#### CHALLENGE
Reproduce the rows starting at the line that contains "- svg-text:1: 1: [165, 229, 176, 253]" and ending at the line that contains "- svg-text:1/2: 1/2: [605, 155, 629, 176]", with both of those lines included. Output only those lines, unchanged.

==== PROVIDED RECORDS ====

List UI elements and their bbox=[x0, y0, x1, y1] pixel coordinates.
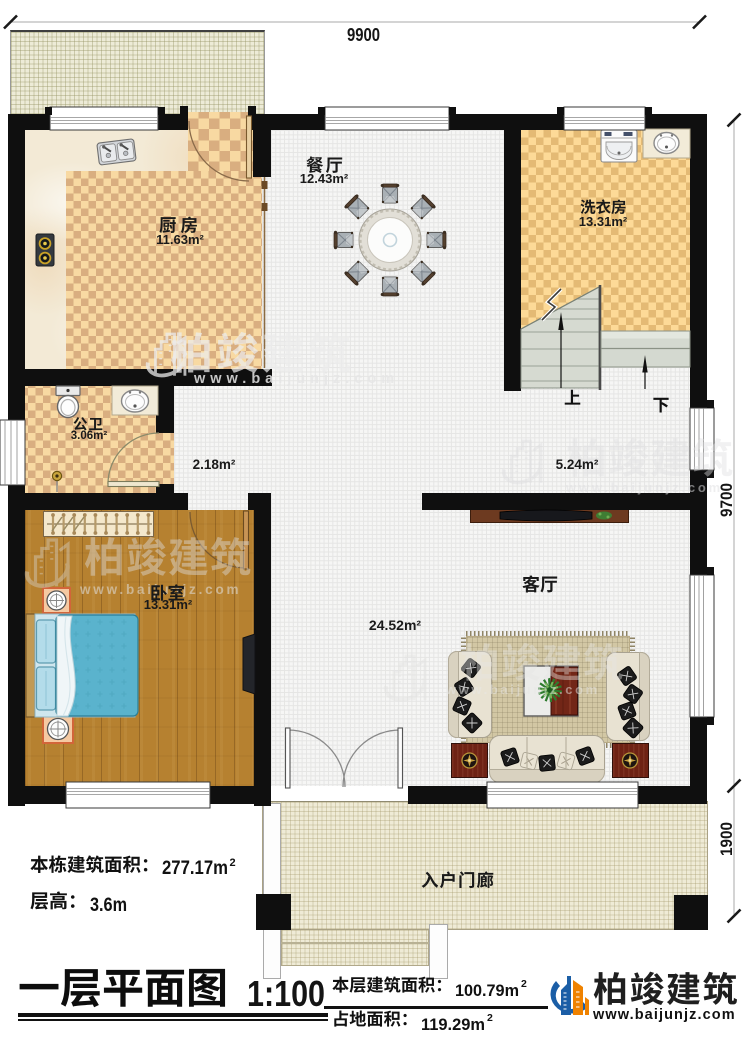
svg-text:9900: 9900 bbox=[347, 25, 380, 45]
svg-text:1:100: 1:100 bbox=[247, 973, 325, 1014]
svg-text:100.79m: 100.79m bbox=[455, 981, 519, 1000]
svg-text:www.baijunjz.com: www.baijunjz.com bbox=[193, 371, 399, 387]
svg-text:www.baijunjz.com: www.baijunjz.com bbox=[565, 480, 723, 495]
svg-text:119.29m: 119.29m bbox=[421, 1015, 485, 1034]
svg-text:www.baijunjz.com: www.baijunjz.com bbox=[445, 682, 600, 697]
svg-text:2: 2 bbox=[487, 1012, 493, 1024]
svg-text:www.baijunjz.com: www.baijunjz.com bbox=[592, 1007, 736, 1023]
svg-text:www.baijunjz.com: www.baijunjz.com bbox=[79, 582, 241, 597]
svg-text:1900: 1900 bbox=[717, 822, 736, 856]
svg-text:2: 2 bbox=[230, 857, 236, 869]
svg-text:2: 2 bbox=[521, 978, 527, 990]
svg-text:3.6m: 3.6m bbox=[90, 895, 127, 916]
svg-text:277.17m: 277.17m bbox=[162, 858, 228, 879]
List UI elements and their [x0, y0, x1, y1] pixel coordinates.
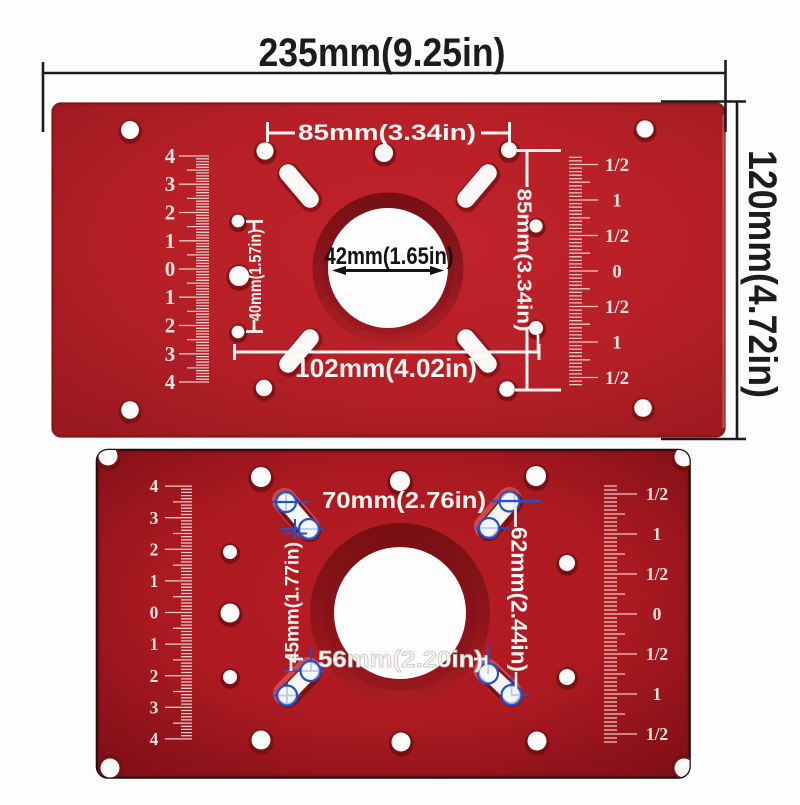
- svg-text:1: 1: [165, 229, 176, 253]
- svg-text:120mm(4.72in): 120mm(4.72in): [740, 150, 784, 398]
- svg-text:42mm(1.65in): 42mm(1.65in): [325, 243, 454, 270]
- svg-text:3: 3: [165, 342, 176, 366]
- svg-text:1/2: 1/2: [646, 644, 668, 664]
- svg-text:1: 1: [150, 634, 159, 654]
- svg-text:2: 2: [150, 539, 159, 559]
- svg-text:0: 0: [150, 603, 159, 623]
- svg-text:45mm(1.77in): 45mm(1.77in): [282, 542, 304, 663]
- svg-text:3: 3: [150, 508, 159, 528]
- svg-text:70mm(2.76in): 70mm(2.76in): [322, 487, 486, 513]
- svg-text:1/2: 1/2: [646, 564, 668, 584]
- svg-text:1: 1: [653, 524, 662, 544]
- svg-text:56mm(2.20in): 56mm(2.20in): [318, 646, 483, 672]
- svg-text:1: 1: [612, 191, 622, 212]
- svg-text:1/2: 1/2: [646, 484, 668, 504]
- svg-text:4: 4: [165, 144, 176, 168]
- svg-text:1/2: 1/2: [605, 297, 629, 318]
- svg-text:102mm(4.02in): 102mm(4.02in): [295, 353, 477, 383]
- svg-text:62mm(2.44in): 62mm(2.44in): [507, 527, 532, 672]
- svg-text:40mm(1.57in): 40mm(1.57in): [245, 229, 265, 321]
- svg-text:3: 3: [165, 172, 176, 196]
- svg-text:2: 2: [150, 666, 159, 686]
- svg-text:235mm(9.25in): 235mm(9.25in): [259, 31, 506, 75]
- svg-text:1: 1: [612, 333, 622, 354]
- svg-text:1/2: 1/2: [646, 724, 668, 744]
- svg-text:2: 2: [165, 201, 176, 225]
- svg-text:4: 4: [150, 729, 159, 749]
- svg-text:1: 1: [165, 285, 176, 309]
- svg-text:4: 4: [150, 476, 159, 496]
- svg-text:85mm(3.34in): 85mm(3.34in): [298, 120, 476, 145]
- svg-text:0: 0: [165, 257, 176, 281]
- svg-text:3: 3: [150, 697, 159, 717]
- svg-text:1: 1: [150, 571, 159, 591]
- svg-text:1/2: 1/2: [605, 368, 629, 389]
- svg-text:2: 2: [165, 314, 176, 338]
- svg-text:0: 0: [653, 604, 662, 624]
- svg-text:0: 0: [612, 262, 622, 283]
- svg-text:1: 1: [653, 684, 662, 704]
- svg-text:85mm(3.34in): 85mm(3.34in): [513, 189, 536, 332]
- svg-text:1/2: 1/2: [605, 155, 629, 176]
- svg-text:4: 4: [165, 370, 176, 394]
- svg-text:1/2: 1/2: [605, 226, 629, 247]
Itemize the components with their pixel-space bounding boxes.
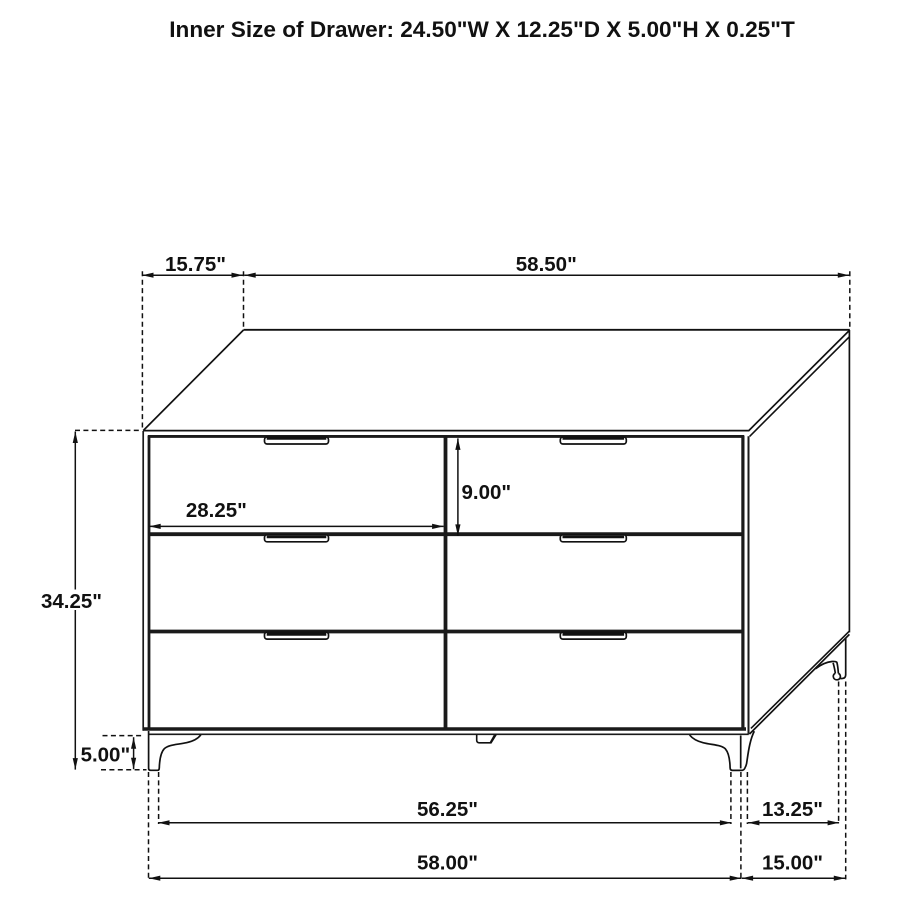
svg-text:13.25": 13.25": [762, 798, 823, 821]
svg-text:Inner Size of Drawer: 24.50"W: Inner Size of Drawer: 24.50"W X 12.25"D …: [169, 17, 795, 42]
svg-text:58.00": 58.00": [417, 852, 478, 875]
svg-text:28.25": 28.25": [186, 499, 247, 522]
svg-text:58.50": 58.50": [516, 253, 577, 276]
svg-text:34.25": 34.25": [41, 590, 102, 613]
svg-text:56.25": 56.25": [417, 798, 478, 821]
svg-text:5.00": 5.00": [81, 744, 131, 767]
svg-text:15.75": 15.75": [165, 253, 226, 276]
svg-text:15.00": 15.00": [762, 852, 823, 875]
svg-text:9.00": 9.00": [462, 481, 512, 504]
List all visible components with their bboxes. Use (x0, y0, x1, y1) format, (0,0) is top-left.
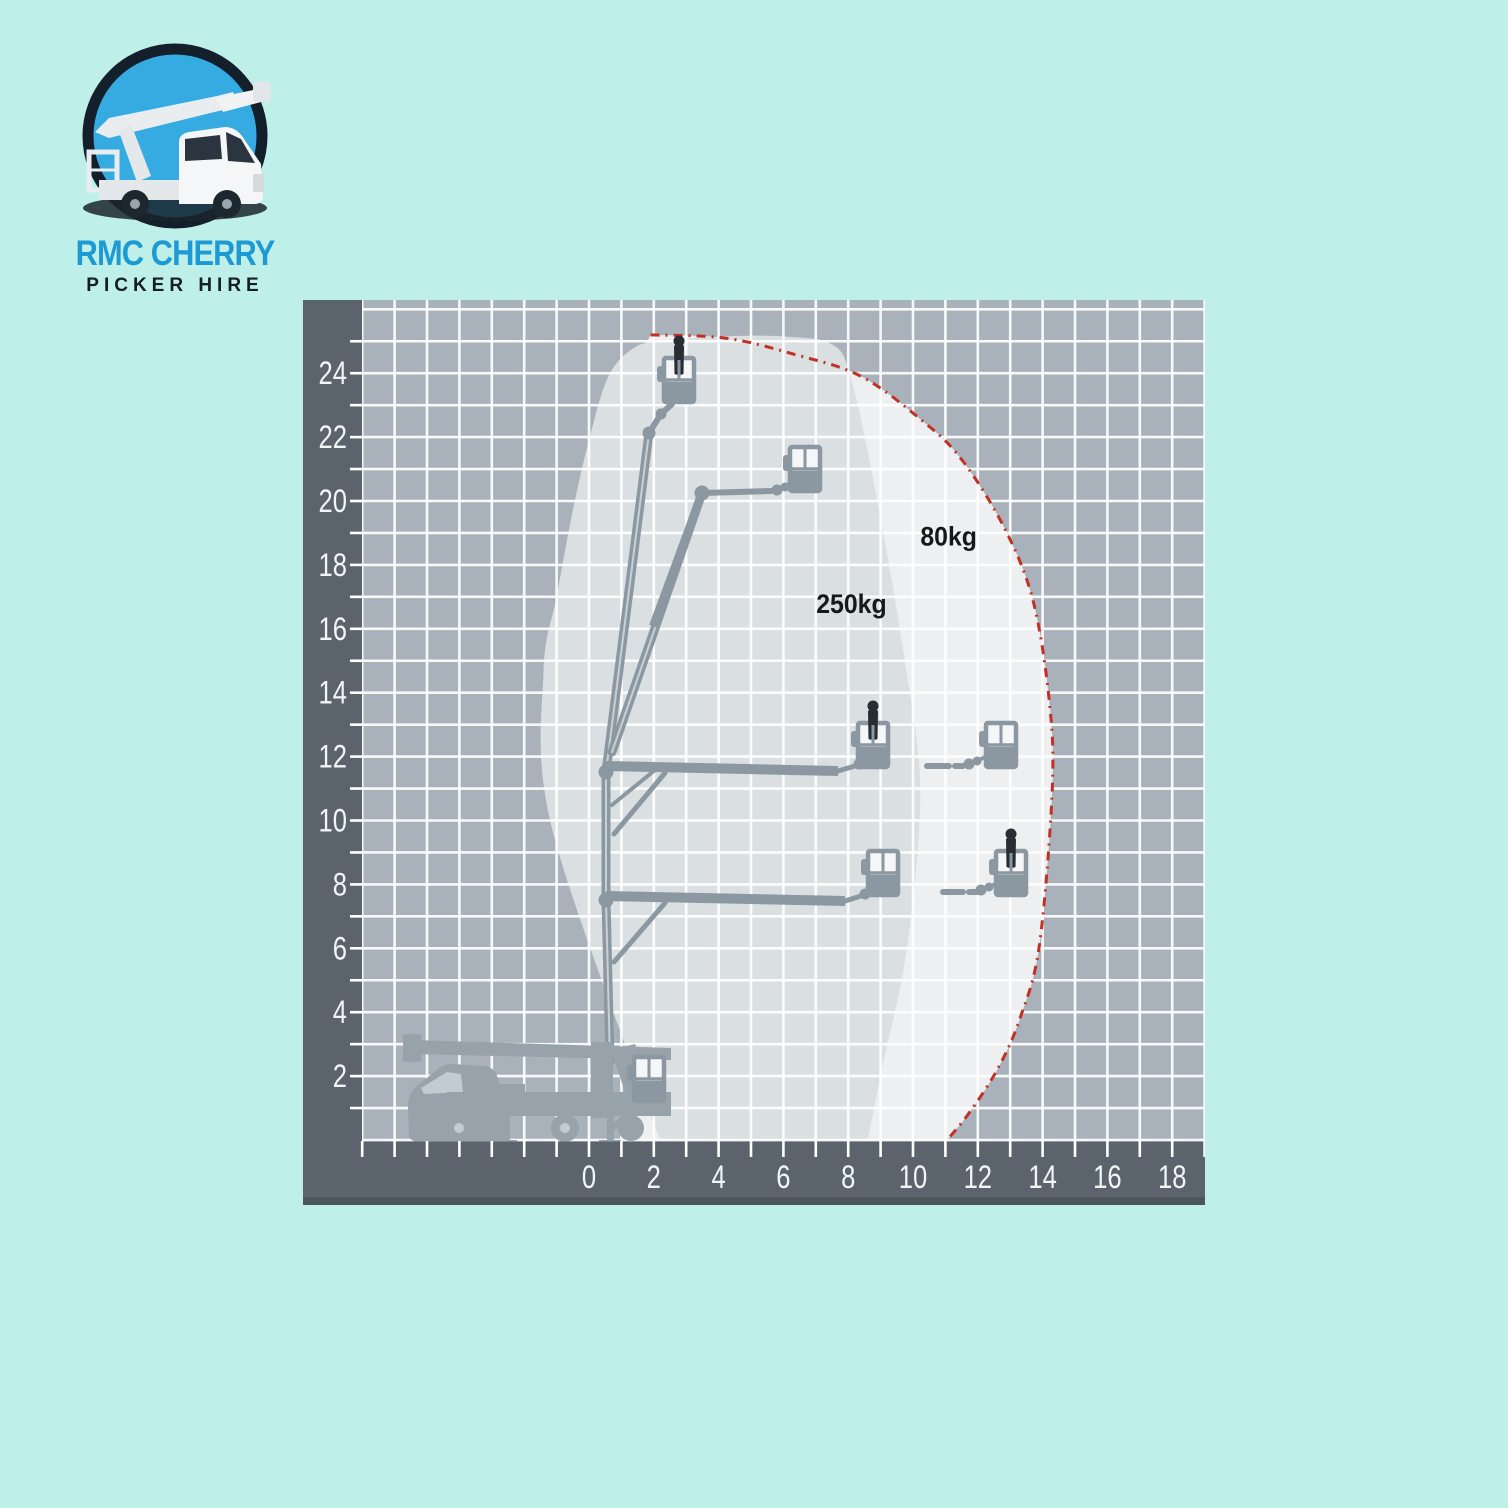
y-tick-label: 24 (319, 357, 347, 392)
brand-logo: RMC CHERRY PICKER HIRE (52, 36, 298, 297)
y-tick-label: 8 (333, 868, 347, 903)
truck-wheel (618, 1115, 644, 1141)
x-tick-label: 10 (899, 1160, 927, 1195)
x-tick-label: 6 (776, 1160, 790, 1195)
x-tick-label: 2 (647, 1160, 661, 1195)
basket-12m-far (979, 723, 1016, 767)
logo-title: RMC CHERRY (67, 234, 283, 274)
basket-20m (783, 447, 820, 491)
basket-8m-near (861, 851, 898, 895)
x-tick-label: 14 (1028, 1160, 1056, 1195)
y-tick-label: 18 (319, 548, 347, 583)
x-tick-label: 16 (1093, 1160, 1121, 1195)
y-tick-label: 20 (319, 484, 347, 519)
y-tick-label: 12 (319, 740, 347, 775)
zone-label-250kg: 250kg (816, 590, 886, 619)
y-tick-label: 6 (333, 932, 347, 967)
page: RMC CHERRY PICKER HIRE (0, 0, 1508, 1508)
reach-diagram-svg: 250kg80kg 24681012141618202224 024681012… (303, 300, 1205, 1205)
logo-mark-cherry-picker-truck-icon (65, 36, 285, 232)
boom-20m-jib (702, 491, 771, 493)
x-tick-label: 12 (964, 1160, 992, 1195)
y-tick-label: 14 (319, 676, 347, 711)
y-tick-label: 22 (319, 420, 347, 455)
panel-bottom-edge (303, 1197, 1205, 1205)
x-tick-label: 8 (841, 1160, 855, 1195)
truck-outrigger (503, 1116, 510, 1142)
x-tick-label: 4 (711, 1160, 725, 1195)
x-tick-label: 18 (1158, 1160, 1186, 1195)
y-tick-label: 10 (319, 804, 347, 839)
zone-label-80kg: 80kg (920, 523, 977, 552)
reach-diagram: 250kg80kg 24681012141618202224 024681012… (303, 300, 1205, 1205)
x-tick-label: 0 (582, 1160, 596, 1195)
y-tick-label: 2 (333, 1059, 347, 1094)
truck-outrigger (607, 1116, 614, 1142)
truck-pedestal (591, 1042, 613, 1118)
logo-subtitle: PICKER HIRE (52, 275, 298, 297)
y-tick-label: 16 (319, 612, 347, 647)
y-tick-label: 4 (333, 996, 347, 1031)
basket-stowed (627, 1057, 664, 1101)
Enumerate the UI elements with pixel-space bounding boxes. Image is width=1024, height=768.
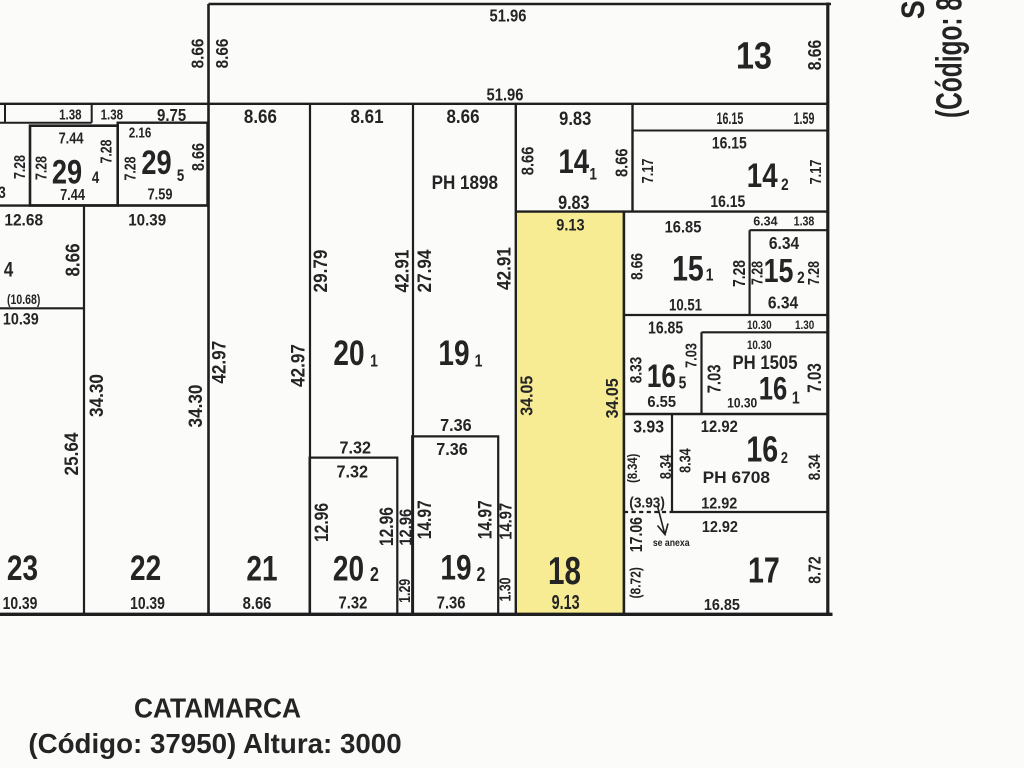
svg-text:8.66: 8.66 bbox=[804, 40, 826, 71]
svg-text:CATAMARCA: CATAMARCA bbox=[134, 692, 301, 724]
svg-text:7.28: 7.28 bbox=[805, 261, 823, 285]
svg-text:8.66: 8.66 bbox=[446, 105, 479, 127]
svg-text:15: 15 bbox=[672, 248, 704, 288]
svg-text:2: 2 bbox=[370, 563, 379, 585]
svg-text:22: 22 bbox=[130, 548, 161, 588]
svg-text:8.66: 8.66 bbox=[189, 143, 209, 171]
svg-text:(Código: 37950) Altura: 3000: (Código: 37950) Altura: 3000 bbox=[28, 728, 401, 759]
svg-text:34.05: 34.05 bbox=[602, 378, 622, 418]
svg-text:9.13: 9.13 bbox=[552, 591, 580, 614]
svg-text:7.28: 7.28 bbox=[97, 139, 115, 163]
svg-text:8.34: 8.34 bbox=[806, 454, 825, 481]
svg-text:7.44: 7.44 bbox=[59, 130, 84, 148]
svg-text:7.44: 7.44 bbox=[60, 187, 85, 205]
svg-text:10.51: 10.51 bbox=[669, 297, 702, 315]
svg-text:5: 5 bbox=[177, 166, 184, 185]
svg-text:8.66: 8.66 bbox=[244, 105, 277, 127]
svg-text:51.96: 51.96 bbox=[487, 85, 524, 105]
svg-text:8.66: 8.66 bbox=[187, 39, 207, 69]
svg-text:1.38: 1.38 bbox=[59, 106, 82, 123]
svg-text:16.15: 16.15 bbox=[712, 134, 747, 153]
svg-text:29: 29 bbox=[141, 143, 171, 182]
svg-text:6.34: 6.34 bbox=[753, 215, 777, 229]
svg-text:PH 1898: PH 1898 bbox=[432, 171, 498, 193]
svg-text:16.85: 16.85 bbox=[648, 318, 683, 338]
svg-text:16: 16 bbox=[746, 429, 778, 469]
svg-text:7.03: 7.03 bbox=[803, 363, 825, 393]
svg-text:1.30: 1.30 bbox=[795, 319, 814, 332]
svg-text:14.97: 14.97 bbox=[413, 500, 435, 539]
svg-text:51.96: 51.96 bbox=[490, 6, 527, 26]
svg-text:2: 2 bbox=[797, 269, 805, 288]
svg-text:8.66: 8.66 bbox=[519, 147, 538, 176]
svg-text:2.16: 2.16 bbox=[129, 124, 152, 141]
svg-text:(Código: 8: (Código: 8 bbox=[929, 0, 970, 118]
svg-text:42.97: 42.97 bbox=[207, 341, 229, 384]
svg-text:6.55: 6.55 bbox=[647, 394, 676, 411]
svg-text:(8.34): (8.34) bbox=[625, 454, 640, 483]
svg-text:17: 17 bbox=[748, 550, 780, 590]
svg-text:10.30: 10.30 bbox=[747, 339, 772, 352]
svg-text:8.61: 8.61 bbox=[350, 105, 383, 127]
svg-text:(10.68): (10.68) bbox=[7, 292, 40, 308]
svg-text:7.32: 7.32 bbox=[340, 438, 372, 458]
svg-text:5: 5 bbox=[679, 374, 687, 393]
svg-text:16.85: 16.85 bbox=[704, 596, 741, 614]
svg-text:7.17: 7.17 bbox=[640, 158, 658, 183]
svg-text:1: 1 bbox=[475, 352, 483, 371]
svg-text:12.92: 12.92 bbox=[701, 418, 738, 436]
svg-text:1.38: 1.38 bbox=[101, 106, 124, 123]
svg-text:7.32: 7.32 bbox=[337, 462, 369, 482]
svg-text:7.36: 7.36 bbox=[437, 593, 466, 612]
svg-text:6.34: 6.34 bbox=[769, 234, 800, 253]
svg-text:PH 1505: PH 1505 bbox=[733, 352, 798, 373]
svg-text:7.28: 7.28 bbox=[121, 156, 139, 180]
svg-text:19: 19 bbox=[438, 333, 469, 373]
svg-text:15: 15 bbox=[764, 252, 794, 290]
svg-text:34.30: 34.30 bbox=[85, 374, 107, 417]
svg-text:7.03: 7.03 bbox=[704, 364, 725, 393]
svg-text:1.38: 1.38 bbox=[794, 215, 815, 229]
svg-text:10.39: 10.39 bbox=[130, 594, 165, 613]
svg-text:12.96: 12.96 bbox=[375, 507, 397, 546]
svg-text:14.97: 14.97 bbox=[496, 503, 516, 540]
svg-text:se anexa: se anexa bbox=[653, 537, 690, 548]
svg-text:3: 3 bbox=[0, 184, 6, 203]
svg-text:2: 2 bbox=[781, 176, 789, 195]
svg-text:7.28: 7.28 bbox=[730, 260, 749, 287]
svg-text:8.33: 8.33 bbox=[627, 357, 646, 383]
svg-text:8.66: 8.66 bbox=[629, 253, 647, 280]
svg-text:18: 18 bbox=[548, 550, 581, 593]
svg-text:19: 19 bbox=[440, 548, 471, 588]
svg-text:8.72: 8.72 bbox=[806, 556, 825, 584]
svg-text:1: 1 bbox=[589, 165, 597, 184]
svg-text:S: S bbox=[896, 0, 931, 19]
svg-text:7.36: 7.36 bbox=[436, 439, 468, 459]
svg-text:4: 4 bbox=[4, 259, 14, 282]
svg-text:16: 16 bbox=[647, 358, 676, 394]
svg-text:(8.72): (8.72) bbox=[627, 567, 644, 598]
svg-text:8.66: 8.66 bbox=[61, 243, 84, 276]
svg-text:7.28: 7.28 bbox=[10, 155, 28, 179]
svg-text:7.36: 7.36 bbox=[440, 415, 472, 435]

====

#### RESPONSE FOR THIS EXERCISE
- svg-text:1: 1: [165, 229, 176, 253]
- svg-text:120mm(4.72in): 120mm(4.72in): [740, 150, 784, 398]
- svg-text:42mm(1.65in): 42mm(1.65in): [325, 243, 454, 270]
- svg-text:3: 3: [165, 342, 176, 366]
- svg-text:1/2: 1/2: [646, 644, 668, 664]
- svg-text:1: 1: [150, 634, 159, 654]
- svg-text:2: 2: [150, 539, 159, 559]
- svg-text:0: 0: [150, 603, 159, 623]
- svg-text:45mm(1.77in): 45mm(1.77in): [282, 542, 304, 663]
- svg-text:3: 3: [150, 508, 159, 528]
- svg-text:70mm(2.76in): 70mm(2.76in): [322, 487, 486, 513]
- svg-text:1/2: 1/2: [646, 564, 668, 584]
- svg-text:1: 1: [653, 524, 662, 544]
- svg-text:56mm(2.20in): 56mm(2.20in): [318, 646, 483, 672]
- svg-text:1: 1: [612, 191, 622, 212]
- svg-text:1/2: 1/2: [646, 484, 668, 504]
- svg-text:4: 4: [165, 144, 176, 168]
- svg-text:1/2: 1/2: [605, 297, 629, 318]
- svg-text:102mm(4.02in): 102mm(4.02in): [295, 353, 477, 383]
- svg-text:62mm(2.44in): 62mm(2.44in): [507, 527, 532, 672]
- svg-text:40mm(1.57in): 40mm(1.57in): [245, 229, 265, 321]
- svg-text:3: 3: [165, 172, 176, 196]
- svg-text:2: 2: [150, 666, 159, 686]
- svg-text:235mm(9.25in): 235mm(9.25in): [259, 31, 506, 75]
- svg-text:1: 1: [612, 333, 622, 354]
- svg-text:1/2: 1/2: [646, 724, 668, 744]
- svg-text:2: 2: [165, 201, 176, 225]
- svg-text:4: 4: [150, 729, 159, 749]
- svg-text:1: 1: [165, 285, 176, 309]
- svg-text:4: 4: [150, 476, 159, 496]
- svg-text:85mm(3.34in): 85mm(3.34in): [298, 120, 476, 145]
- svg-text:0: 0: [165, 257, 176, 281]
- svg-text:3: 3: [150, 697, 159, 717]
- svg-text:1: 1: [150, 571, 159, 591]
- svg-text:1/2: 1/2: [605, 368, 629, 389]
- svg-text:2: 2: [165, 314, 176, 338]
- svg-text:0: 0: [653, 604, 662, 624]
- svg-text:0: 0: [612, 262, 622, 283]
- svg-text:1: 1: [653, 684, 662, 704]
- svg-text:85mm(3.34in): 85mm(3.34in): [513, 189, 536, 332]
- svg-text:1/2: 1/2: [605, 155, 629, 176]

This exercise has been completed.